- [PROBLEM DESCRIPTION] Please copy every line with the string "DMSO" from the entries below.

Segment Start: DATA TO EXAMINE

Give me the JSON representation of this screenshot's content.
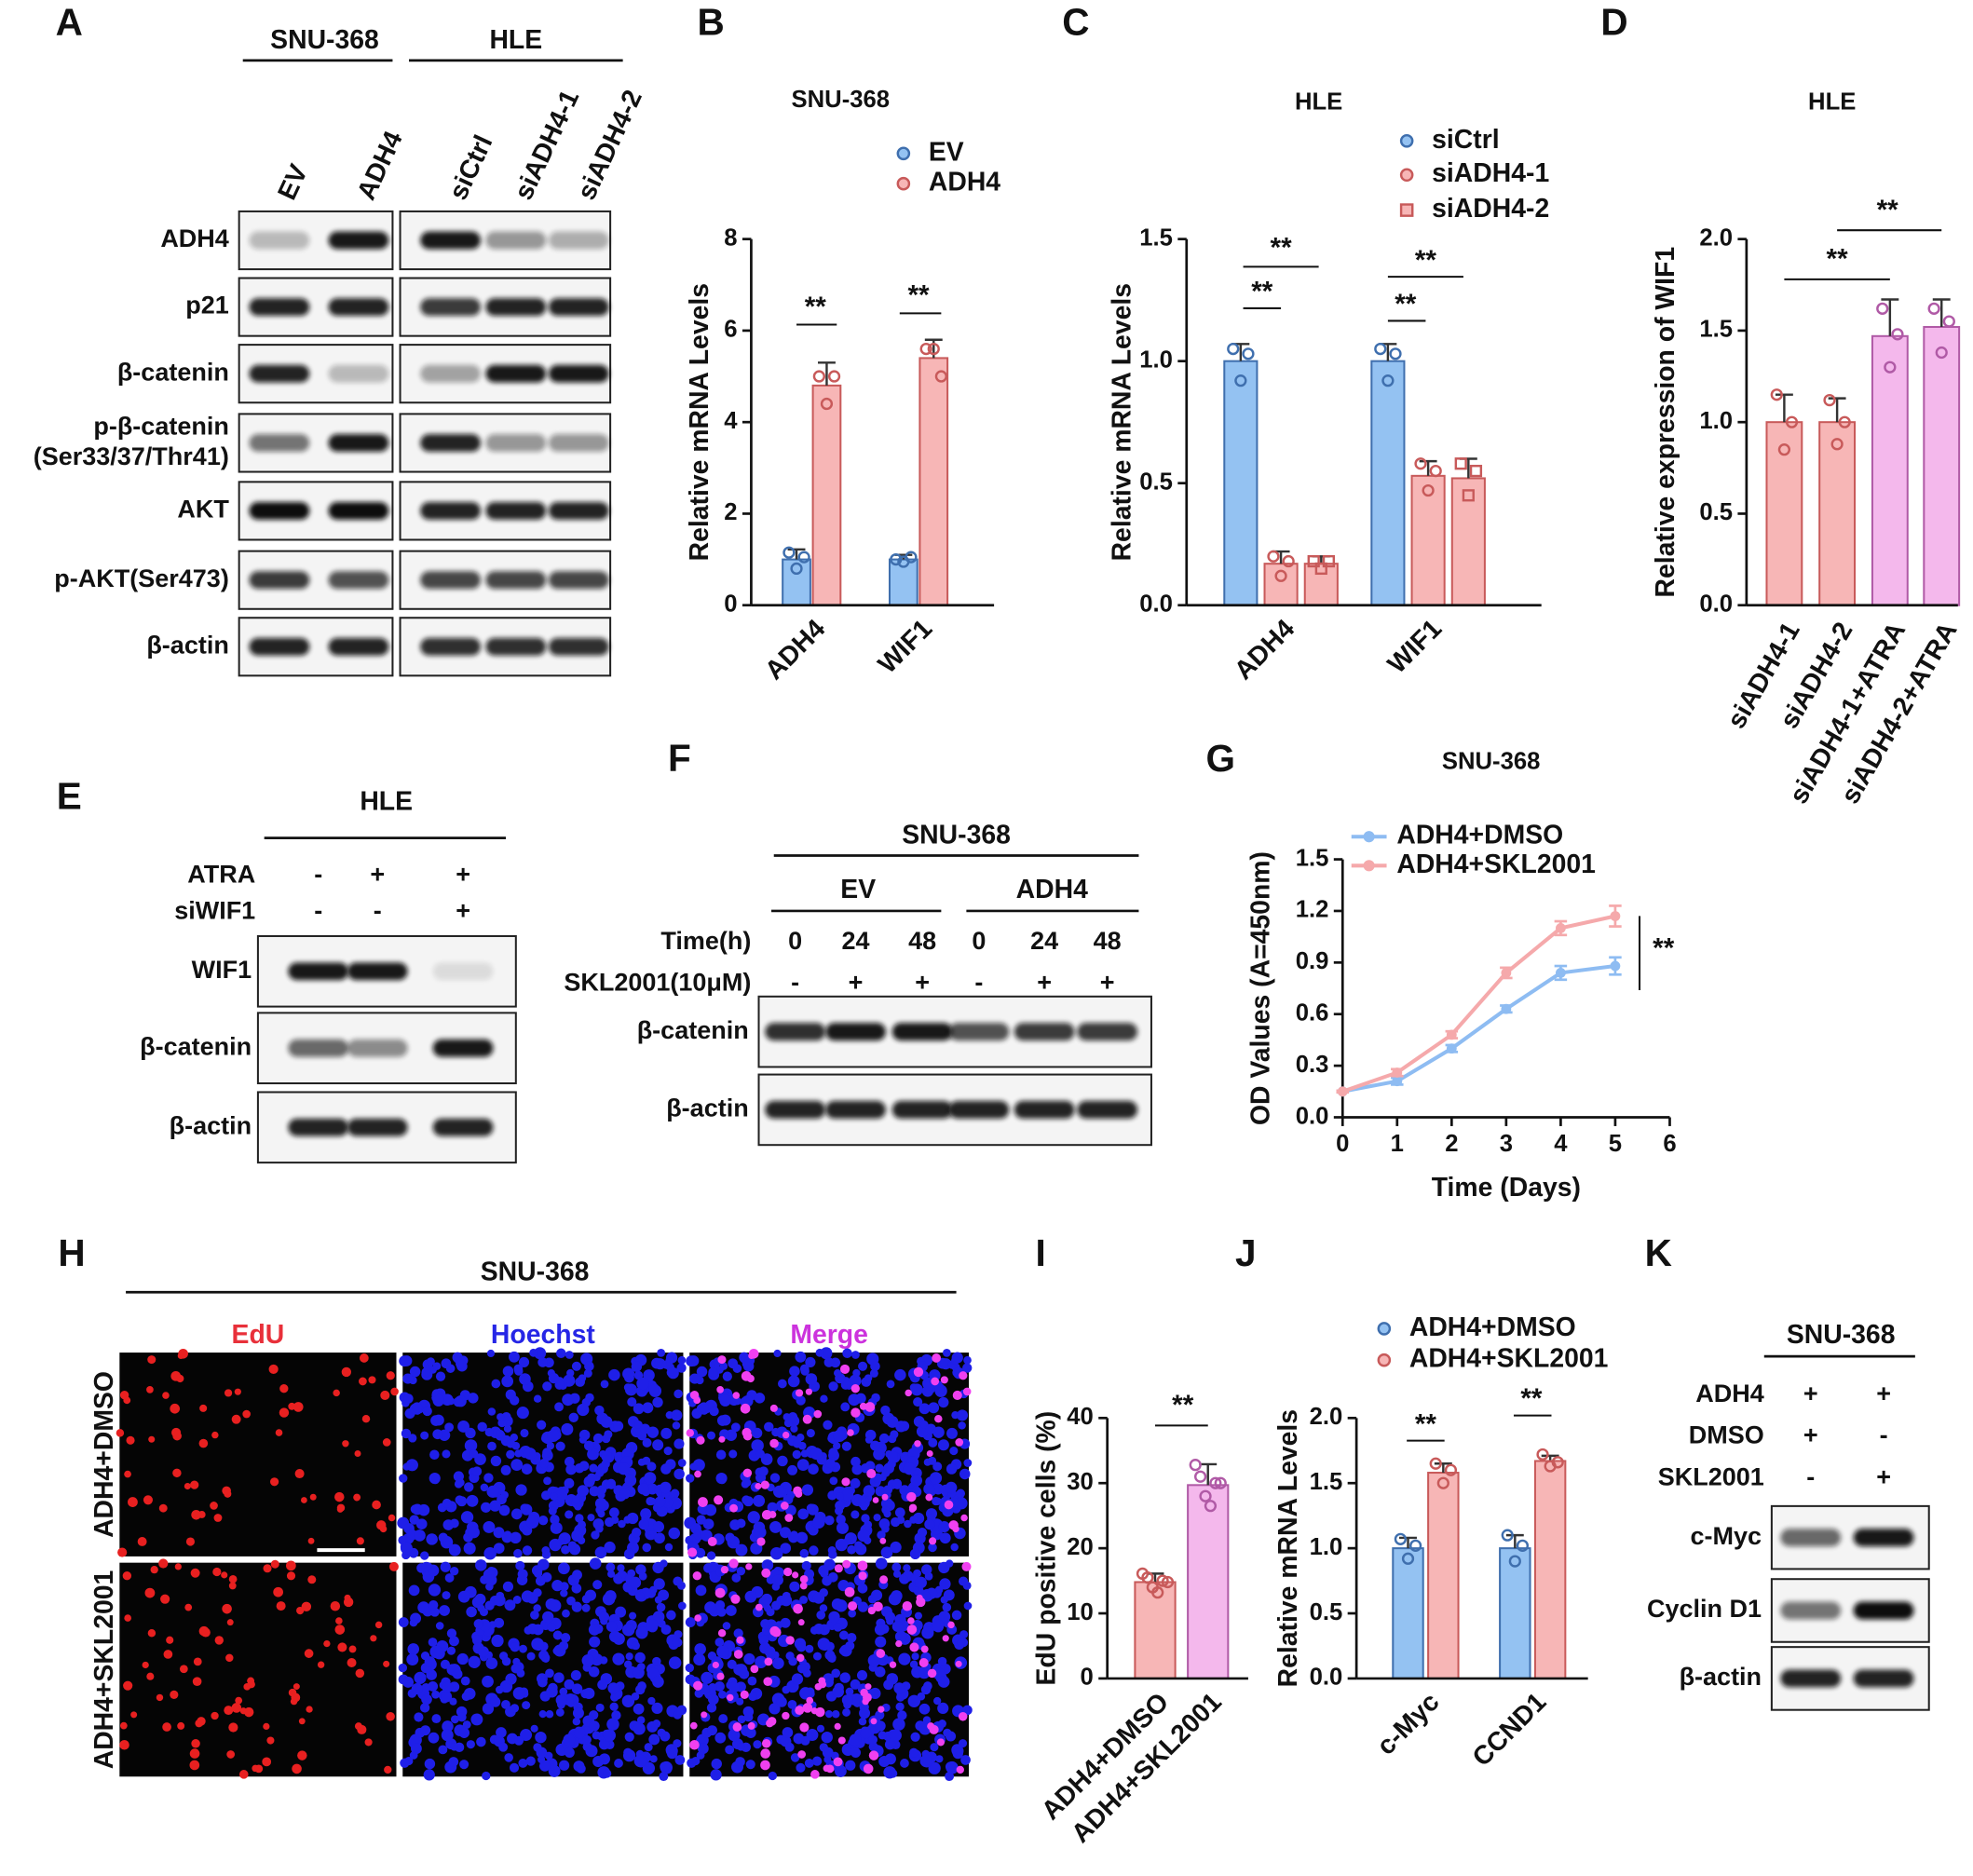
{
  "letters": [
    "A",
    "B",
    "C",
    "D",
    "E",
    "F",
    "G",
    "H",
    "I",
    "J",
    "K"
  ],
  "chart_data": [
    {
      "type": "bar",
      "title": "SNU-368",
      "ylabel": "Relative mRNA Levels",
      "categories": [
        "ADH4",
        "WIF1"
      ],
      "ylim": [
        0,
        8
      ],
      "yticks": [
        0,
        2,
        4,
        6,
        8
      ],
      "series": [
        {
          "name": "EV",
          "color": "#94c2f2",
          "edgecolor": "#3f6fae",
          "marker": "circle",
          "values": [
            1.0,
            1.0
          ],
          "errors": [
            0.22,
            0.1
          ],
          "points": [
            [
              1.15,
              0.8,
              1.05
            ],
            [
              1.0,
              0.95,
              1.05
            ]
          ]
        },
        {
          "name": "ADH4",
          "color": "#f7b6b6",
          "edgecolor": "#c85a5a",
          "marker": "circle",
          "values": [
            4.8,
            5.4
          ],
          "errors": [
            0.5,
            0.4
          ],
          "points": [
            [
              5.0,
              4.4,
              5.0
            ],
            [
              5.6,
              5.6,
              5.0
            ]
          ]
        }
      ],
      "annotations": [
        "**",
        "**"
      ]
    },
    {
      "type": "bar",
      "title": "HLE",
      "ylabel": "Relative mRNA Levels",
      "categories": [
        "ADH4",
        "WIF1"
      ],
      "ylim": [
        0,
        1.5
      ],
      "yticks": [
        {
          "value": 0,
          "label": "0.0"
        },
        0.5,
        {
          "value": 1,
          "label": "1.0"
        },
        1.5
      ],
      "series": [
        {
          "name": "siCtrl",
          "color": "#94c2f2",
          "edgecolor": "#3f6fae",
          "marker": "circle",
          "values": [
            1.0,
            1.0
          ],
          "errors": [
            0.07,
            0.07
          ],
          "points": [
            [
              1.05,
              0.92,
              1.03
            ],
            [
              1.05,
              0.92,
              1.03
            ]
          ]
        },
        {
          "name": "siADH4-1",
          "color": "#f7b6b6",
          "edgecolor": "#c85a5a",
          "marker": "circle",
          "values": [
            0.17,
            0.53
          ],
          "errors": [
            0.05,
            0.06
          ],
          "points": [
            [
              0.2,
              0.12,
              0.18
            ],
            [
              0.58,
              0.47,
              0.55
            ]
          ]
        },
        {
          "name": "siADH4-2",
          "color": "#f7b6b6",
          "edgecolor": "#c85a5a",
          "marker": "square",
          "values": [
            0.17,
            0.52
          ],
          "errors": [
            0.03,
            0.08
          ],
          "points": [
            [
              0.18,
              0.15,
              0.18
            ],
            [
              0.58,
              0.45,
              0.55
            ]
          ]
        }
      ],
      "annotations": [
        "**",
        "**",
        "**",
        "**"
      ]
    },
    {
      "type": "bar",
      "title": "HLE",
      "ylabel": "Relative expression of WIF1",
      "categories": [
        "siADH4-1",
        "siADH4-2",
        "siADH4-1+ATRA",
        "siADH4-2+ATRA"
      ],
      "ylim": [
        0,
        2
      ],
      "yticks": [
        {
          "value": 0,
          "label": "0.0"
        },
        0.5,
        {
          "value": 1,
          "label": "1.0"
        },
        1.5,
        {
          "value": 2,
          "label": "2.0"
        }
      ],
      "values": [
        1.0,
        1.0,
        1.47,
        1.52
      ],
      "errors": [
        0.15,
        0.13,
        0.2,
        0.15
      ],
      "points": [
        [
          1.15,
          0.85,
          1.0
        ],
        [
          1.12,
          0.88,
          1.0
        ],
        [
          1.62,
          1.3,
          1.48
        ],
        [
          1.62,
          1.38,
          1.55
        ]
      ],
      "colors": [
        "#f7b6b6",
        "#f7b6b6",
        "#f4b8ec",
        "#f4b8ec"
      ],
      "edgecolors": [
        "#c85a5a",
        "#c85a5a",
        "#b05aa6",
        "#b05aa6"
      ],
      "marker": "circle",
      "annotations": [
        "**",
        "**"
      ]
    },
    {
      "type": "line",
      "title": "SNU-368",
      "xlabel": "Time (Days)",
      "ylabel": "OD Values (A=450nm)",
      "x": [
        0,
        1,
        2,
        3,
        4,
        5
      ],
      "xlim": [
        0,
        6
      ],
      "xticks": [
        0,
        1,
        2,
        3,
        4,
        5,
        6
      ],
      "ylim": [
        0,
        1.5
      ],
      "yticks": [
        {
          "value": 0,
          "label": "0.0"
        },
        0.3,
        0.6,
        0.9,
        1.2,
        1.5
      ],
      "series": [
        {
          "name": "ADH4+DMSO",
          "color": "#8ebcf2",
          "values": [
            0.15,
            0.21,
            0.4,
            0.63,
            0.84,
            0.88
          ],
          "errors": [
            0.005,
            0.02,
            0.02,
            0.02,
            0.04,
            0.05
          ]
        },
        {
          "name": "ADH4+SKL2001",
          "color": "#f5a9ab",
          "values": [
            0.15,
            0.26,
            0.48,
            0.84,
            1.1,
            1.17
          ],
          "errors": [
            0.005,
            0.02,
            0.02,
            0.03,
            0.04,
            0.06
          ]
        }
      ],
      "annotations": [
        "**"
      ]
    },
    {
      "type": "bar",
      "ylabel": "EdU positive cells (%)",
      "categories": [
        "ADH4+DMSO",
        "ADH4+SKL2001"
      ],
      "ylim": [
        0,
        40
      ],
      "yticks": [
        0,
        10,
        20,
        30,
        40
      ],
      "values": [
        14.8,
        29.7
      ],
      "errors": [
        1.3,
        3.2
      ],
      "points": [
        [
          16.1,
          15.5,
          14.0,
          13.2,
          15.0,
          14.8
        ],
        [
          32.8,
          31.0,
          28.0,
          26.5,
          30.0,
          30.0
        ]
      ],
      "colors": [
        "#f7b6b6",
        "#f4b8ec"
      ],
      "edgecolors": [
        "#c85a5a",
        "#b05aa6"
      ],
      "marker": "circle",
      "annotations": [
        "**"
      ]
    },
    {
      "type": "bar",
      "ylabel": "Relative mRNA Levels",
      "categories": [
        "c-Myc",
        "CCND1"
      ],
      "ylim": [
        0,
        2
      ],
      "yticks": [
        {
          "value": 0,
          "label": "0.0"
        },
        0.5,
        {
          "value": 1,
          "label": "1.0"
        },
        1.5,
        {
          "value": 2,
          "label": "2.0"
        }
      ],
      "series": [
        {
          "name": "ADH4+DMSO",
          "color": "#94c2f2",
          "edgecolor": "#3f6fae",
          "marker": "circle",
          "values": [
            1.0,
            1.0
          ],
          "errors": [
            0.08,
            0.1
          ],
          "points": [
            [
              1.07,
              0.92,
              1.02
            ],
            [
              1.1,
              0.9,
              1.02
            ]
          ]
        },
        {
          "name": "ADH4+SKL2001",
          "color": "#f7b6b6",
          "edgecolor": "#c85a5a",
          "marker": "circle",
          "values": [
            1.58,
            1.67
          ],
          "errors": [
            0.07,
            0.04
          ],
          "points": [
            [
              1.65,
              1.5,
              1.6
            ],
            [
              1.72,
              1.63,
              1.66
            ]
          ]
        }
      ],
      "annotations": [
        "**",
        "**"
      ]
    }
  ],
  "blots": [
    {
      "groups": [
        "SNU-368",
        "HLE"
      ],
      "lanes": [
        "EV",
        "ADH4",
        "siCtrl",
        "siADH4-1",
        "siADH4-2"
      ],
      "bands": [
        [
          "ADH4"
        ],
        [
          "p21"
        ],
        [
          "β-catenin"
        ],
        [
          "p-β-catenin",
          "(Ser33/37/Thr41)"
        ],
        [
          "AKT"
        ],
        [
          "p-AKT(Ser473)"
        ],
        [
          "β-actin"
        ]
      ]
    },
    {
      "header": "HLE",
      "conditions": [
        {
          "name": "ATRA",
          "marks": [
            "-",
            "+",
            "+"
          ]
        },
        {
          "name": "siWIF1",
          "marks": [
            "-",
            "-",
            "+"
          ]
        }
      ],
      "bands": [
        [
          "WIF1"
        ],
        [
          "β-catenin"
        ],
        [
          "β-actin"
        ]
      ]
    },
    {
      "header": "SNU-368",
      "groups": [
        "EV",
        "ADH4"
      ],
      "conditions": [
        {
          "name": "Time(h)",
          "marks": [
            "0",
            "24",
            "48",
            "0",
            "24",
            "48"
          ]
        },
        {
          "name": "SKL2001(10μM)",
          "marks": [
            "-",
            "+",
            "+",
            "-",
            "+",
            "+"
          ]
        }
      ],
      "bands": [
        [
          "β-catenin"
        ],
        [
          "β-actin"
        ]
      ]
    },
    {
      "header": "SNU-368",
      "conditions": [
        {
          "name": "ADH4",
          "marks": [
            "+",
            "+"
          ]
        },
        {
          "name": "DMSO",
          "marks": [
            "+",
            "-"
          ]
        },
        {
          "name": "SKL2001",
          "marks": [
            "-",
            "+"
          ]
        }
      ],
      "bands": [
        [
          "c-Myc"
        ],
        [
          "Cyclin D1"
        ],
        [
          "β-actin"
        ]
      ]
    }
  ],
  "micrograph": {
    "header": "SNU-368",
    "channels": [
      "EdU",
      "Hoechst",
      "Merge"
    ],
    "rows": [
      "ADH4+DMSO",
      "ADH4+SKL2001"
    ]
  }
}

Segment End: DATA TO EXAMINE

- [YOUR SOLUTION]
          "name": "ADH4+DMSO",
        "ADH4+DMSO",
          "name": "ADH4+DMSO",
          "name": "DMSO",
      "ADH4+DMSO",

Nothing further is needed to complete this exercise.